#### [Directions]
In the entries that follow, find the word "rosso" and report each line it is on.

#### [Supplied material]
--- begin ---

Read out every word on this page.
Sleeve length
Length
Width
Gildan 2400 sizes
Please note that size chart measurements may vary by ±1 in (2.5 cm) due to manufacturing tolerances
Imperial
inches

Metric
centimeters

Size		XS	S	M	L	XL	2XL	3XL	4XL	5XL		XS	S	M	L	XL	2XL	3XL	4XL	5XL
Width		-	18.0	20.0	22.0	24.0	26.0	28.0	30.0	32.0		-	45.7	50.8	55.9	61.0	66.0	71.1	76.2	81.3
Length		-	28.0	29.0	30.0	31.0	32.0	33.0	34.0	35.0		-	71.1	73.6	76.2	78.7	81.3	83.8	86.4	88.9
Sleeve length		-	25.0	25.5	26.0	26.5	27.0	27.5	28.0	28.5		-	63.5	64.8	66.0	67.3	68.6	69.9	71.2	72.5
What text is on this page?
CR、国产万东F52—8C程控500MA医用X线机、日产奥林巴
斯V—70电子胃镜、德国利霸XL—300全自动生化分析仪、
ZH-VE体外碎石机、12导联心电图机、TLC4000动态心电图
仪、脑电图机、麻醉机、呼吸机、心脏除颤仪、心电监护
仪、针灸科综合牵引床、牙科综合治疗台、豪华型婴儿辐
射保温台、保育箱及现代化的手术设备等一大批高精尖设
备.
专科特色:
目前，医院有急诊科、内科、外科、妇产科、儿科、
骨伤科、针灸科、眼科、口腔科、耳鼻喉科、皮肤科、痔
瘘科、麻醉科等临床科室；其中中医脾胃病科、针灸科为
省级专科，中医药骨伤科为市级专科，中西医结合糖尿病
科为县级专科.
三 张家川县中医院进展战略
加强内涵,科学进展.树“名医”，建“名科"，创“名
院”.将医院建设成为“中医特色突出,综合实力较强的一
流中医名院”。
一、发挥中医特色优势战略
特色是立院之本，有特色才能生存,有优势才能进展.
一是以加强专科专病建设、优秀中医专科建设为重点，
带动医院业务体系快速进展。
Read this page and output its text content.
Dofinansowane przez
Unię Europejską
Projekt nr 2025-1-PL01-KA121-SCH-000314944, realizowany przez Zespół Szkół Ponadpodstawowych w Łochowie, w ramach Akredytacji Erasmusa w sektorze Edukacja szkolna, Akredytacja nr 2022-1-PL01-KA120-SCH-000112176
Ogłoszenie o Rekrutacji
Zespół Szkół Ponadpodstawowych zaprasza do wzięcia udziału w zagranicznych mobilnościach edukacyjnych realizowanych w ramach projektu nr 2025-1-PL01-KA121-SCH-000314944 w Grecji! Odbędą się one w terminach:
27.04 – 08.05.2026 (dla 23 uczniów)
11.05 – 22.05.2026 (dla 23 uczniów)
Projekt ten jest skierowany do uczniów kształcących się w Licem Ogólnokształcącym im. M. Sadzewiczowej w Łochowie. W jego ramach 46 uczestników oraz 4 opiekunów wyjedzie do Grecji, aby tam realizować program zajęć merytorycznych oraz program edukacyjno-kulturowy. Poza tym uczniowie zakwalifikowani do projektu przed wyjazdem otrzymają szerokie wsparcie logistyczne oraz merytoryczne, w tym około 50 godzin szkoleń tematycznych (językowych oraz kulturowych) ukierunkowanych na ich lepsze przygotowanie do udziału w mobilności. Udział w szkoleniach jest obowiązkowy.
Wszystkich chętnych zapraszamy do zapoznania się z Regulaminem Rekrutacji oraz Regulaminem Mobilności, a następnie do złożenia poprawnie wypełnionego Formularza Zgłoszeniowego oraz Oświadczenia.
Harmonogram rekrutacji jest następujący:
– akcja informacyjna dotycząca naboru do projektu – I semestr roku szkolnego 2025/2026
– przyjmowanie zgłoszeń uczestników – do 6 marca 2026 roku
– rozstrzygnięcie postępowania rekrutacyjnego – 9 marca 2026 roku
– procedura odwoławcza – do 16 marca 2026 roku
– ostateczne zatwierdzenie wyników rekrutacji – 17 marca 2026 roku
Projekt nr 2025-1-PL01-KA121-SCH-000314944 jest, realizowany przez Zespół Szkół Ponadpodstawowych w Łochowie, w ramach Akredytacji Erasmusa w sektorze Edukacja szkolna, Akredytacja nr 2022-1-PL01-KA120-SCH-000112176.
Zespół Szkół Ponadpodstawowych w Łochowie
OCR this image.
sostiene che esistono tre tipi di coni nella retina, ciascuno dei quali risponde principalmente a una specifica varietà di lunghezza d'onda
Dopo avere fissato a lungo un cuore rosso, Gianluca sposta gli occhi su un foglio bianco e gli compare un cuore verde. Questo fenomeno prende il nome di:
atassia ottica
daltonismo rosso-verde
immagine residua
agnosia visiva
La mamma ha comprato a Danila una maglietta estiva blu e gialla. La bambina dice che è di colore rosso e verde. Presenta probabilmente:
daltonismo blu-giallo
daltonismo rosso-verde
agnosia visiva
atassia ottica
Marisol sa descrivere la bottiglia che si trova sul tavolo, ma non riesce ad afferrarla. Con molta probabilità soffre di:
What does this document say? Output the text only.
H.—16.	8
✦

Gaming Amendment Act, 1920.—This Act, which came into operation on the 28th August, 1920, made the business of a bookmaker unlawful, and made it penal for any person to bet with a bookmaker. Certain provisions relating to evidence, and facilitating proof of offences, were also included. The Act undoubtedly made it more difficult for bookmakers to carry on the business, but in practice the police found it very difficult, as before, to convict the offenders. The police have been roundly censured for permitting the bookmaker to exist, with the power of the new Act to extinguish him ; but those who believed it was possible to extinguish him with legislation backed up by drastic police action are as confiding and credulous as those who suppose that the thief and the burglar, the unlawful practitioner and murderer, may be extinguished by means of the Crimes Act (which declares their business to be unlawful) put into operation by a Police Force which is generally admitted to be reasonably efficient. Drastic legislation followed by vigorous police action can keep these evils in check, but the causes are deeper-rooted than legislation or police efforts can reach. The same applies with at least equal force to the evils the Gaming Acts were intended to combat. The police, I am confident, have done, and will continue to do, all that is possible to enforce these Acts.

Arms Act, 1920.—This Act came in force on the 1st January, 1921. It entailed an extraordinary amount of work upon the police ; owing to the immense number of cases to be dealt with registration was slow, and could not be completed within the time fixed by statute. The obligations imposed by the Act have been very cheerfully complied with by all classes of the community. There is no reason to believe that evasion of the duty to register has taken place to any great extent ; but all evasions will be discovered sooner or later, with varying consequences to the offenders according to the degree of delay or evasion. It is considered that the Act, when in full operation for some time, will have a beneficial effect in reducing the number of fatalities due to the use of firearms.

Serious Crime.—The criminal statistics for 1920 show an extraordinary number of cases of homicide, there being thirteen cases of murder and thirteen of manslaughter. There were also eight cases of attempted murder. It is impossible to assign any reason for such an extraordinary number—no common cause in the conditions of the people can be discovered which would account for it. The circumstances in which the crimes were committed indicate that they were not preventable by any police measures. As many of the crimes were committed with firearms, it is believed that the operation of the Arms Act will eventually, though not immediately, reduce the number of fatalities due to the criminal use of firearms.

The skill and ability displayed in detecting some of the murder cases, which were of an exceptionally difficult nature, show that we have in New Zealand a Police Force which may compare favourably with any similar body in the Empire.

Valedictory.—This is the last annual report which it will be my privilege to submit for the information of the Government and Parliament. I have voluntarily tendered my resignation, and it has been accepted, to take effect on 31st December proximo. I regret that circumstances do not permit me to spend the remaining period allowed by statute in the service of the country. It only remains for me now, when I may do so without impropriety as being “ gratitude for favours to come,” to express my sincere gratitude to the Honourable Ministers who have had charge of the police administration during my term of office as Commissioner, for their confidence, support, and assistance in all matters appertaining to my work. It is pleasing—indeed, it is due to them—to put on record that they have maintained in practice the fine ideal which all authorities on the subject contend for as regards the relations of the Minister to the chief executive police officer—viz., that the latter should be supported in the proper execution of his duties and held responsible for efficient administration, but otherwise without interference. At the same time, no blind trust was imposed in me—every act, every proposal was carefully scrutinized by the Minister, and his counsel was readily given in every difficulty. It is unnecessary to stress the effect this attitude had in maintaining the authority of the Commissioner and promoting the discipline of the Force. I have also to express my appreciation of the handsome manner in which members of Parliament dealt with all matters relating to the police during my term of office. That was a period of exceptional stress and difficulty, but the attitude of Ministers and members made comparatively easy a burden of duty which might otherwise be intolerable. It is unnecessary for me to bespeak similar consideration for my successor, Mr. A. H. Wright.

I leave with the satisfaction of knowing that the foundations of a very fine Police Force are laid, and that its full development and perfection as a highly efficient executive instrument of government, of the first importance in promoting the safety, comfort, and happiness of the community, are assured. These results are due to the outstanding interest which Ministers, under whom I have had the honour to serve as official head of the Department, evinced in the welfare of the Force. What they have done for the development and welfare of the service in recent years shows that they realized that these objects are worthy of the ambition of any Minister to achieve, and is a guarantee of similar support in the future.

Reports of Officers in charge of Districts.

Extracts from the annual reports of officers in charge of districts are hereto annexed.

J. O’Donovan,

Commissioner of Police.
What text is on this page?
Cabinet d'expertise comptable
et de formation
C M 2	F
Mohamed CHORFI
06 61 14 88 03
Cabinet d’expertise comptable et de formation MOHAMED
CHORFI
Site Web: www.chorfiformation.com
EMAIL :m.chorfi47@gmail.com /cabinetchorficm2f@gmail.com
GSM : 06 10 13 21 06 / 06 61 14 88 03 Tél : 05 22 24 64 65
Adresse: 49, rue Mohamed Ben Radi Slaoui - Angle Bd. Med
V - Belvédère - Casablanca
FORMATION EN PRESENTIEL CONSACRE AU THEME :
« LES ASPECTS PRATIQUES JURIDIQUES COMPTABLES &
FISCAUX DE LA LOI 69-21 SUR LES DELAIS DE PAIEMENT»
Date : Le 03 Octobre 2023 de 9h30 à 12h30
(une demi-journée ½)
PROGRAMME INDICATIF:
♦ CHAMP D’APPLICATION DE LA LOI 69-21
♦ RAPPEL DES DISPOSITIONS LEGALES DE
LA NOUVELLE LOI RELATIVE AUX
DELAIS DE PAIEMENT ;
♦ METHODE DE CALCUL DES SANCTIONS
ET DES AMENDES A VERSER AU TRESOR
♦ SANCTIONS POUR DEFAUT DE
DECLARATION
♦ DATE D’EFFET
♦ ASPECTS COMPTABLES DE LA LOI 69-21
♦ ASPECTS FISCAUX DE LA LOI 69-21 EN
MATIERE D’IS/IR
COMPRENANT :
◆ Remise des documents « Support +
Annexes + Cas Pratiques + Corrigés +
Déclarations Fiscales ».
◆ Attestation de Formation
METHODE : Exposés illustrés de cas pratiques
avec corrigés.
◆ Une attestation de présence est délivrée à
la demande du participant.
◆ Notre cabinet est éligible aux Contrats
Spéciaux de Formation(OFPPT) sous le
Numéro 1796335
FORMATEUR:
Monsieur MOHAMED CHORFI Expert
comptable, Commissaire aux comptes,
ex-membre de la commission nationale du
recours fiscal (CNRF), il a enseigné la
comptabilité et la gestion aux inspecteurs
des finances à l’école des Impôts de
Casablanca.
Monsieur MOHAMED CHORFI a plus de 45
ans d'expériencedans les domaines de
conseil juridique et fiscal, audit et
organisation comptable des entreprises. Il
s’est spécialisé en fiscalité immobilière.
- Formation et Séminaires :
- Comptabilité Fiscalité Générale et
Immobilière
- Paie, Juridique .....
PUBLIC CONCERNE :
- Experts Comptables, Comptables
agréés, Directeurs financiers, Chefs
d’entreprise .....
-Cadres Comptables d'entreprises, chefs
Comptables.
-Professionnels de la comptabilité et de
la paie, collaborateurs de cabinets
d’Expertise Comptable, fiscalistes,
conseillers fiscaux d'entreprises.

--- end ---

#### [Solution for this exercise]
Dopo avere fissato a lungo un cuore rosso, Gianluca sposta gli occhi su un foglio bianco e gli compare un cuore verde. Questo fenomeno prende il nome di:
daltonismo rosso-verde
La mamma ha comprato a Danila una maglietta estiva blu e gialla. La bambina dice che è di colore rosso e verde. Presenta probabilmente:
daltonismo rosso-verde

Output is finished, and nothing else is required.